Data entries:
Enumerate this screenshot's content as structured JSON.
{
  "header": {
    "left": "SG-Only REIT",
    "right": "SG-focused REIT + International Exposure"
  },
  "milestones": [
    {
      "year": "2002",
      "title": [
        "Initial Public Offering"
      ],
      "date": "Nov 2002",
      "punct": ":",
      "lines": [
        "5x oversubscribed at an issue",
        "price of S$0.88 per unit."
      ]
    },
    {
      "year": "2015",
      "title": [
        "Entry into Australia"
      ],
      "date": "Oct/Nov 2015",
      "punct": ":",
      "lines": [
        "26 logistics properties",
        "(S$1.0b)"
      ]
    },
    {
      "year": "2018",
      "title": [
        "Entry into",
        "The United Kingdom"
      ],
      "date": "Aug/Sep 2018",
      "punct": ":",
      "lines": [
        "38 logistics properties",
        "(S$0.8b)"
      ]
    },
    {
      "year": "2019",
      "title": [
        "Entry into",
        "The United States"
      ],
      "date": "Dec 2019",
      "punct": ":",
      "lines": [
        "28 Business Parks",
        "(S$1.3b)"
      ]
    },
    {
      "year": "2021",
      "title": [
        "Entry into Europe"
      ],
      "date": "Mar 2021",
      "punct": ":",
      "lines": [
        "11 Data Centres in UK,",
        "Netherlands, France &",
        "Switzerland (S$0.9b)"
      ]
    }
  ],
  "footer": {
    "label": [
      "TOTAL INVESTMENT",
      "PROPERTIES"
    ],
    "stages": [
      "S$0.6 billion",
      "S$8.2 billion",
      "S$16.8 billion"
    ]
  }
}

■ YOUR GOAL: Your task is to retype all the records above with nothing left out.

■ TASK RESPONSE:
Enumerate this screenshot's content as structured JSON.
{
  "header": {
    "left": "SG-Only REIT",
    "right": "SG-focused REIT + International Exposure"
  },
  "milestones": [
    {
      "year": "2002",
      "title": [
        "Initial Public Offering"
      ],
      "date": "Nov 2002",
      "punct": ":",
      "lines": [
        "5x oversubscribed at an issue",
        "price of S$0.88 per unit."
      ]
    },
    {
      "year": "2015",
      "title": [
        "Entry into Australia"
      ],
      "date": "Oct/Nov 2015",
      "punct": ":",
      "lines": [
        "26 logistics properties",
        "(S$1.0b)"
      ]
    },
    {
      "year": "2018",
      "title": [
        "Entry into",
        "The United Kingdom"
      ],
      "date": "Aug/Sep 2018",
      "punct": ":",
      "lines": [
        "38 logistics properties",
        "(S$0.8b)"
      ]
    },
    {
      "year": "2019",
      "title": [
        "Entry into",
        "The United States"
      ],
      "date": "Dec 2019",
      "punct": ":",
      "lines": [
        "28 Business Parks",
        "(S$1.3b)"
      ]
    },
    {
      "year": "2021",
      "title": [
        "Entry into Europe"
      ],
      "date": "Mar 2021",
      "punct": ":",
      "lines": [
        "11 Data Centres in UK,",
        "Netherlands, France &",
        "Switzerland (S$0.9b)"
      ]
    }
  ],
  "footer": {
    "label": [
      "TOTAL INVESTMENT",
      "PROPERTIES"
    ],
    "stages": [
      "S$0.6 billion",
      "S$8.2 billion",
      "S$16.8 billion"
    ]
  }
}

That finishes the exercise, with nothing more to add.